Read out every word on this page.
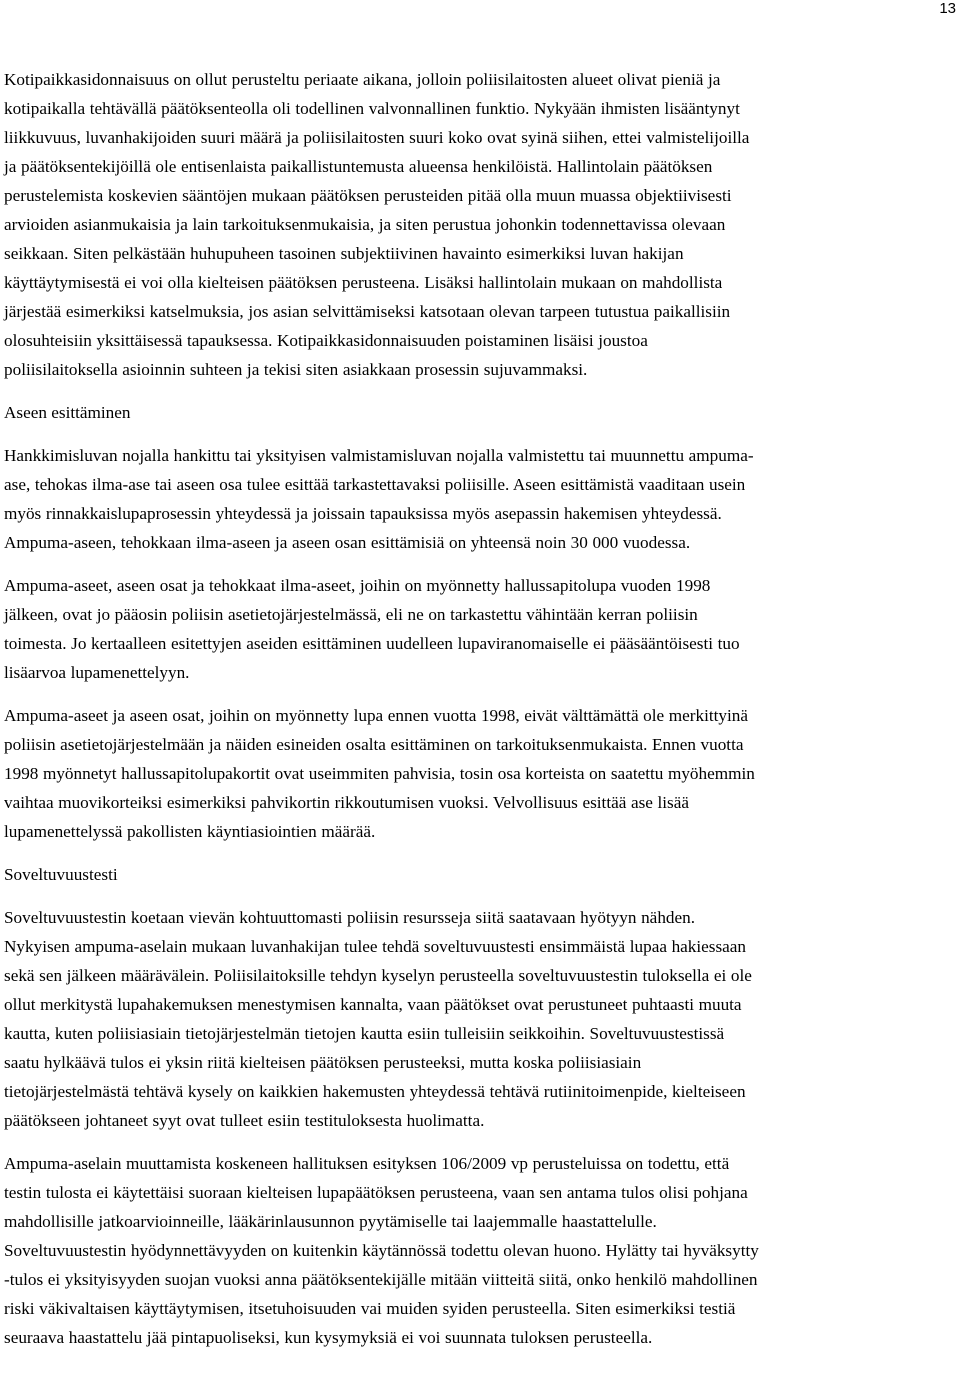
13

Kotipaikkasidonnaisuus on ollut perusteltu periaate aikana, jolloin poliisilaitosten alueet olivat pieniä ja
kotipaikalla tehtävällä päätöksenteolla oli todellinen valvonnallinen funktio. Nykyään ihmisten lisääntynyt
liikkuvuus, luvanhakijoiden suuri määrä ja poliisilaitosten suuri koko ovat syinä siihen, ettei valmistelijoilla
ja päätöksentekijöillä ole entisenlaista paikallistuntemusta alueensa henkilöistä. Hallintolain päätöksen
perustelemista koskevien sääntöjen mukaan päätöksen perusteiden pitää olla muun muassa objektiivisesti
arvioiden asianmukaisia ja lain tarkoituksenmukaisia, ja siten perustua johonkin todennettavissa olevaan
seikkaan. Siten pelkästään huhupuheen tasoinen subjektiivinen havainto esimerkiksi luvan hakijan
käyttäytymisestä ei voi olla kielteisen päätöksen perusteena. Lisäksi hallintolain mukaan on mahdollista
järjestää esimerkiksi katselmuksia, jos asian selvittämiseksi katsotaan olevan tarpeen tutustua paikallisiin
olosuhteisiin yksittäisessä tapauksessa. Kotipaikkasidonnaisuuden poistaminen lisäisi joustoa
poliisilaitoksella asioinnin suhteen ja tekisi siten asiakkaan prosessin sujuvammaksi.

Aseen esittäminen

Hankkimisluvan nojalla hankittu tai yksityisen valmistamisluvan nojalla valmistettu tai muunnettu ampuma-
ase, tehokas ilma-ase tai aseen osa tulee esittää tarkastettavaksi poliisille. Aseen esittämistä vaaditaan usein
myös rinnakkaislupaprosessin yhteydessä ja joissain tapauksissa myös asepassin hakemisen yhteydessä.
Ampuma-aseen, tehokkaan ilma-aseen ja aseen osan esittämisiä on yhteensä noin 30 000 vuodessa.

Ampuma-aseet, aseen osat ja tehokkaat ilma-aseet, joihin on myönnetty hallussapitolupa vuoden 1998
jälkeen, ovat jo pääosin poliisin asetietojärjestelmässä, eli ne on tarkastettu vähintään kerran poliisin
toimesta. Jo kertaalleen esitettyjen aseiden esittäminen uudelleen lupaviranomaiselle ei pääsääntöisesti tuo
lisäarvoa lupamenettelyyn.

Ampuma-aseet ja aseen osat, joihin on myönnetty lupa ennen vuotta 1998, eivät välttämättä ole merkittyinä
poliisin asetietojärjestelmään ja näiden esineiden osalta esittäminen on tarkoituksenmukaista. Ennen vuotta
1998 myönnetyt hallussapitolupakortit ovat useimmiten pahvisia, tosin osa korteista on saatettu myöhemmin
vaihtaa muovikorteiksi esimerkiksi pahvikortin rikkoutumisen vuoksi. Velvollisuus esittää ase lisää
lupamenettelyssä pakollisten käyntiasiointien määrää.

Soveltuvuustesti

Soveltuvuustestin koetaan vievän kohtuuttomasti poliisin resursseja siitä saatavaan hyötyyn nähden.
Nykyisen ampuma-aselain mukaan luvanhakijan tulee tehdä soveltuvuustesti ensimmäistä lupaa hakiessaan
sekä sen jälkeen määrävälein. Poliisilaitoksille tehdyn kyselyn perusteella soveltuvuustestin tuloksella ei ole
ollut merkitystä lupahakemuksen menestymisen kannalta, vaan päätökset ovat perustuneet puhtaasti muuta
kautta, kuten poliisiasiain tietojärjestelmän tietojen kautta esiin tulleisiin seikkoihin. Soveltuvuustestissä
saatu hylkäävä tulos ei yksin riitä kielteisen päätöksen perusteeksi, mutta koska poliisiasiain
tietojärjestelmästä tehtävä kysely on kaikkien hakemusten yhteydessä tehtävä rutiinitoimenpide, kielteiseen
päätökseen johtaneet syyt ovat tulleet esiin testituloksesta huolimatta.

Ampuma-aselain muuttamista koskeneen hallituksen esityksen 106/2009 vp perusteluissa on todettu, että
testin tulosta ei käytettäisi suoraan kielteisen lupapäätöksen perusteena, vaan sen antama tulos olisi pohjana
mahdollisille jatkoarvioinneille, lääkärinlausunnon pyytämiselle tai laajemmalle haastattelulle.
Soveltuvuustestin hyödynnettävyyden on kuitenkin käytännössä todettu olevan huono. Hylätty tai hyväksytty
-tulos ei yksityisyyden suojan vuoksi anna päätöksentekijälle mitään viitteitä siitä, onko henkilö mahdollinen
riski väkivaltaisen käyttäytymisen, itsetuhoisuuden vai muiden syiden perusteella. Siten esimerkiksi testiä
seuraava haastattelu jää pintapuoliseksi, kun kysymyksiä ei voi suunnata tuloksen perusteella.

What is required
Without including the pictures, return each record above exactly as it stands.

Answer to this problem
Read out every word on this page.
13

Kotipaikkasidonnaisuus on ollut perusteltu periaate aikana, jolloin poliisilaitosten alueet olivat pieniä ja
kotipaikalla tehtävällä päätöksenteolla oli todellinen valvonnallinen funktio. Nykyään ihmisten lisääntynyt
liikkuvuus, luvanhakijoiden suuri määrä ja poliisilaitosten suuri koko ovat syinä siihen, ettei valmistelijoilla
ja päätöksentekijöillä ole entisenlaista paikallistuntemusta alueensa henkilöistä. Hallintolain päätöksen
perustelemista koskevien sääntöjen mukaan päätöksen perusteiden pitää olla muun muassa objektiivisesti
arvioiden asianmukaisia ja lain tarkoituksenmukaisia, ja siten perustua johonkin todennettavissa olevaan
seikkaan. Siten pelkästään huhupuheen tasoinen subjektiivinen havainto esimerkiksi luvan hakijan
käyttäytymisestä ei voi olla kielteisen päätöksen perusteena. Lisäksi hallintolain mukaan on mahdollista
järjestää esimerkiksi katselmuksia, jos asian selvittämiseksi katsotaan olevan tarpeen tutustua paikallisiin
olosuhteisiin yksittäisessä tapauksessa. Kotipaikkasidonnaisuuden poistaminen lisäisi joustoa
poliisilaitoksella asioinnin suhteen ja tekisi siten asiakkaan prosessin sujuvammaksi.

Aseen esittäminen

Hankkimisluvan nojalla hankittu tai yksityisen valmistamisluvan nojalla valmistettu tai muunnettu ampuma-
ase, tehokas ilma-ase tai aseen osa tulee esittää tarkastettavaksi poliisille. Aseen esittämistä vaaditaan usein
myös rinnakkaislupaprosessin yhteydessä ja joissain tapauksissa myös asepassin hakemisen yhteydessä.
Ampuma-aseen, tehokkaan ilma-aseen ja aseen osan esittämisiä on yhteensä noin 30 000 vuodessa.

Ampuma-aseet, aseen osat ja tehokkaat ilma-aseet, joihin on myönnetty hallussapitolupa vuoden 1998
jälkeen, ovat jo pääosin poliisin asetietojärjestelmässä, eli ne on tarkastettu vähintään kerran poliisin
toimesta. Jo kertaalleen esitettyjen aseiden esittäminen uudelleen lupaviranomaiselle ei pääsääntöisesti tuo
lisäarvoa lupamenettelyyn.

Ampuma-aseet ja aseen osat, joihin on myönnetty lupa ennen vuotta 1998, eivät välttämättä ole merkittyinä
poliisin asetietojärjestelmään ja näiden esineiden osalta esittäminen on tarkoituksenmukaista. Ennen vuotta
1998 myönnetyt hallussapitolupakortit ovat useimmiten pahvisia, tosin osa korteista on saatettu myöhemmin
vaihtaa muovikorteiksi esimerkiksi pahvikortin rikkoutumisen vuoksi. Velvollisuus esittää ase lisää
lupamenettelyssä pakollisten käyntiasiointien määrää.

Soveltuvuustesti

Soveltuvuustestin koetaan vievän kohtuuttomasti poliisin resursseja siitä saatavaan hyötyyn nähden.
Nykyisen ampuma-aselain mukaan luvanhakijan tulee tehdä soveltuvuustesti ensimmäistä lupaa hakiessaan
sekä sen jälkeen määrävälein. Poliisilaitoksille tehdyn kyselyn perusteella soveltuvuustestin tuloksella ei ole
ollut merkitystä lupahakemuksen menestymisen kannalta, vaan päätökset ovat perustuneet puhtaasti muuta
kautta, kuten poliisiasiain tietojärjestelmän tietojen kautta esiin tulleisiin seikkoihin. Soveltuvuustestissä
saatu hylkäävä tulos ei yksin riitä kielteisen päätöksen perusteeksi, mutta koska poliisiasiain
tietojärjestelmästä tehtävä kysely on kaikkien hakemusten yhteydessä tehtävä rutiinitoimenpide, kielteiseen
päätökseen johtaneet syyt ovat tulleet esiin testituloksesta huolimatta.

Ampuma-aselain muuttamista koskeneen hallituksen esityksen 106/2009 vp perusteluissa on todettu, että
testin tulosta ei käytettäisi suoraan kielteisen lupapäätöksen perusteena, vaan sen antama tulos olisi pohjana
mahdollisille jatkoarvioinneille, lääkärinlausunnon pyytämiselle tai laajemmalle haastattelulle.
Soveltuvuustestin hyödynnettävyyden on kuitenkin käytännössä todettu olevan huono. Hylätty tai hyväksytty
-tulos ei yksityisyyden suojan vuoksi anna päätöksentekijälle mitään viitteitä siitä, onko henkilö mahdollinen
riski väkivaltaisen käyttäytymisen, itsetuhoisuuden vai muiden syiden perusteella. Siten esimerkiksi testiä
seuraava haastattelu jää pintapuoliseksi, kun kysymyksiä ei voi suunnata tuloksen perusteella.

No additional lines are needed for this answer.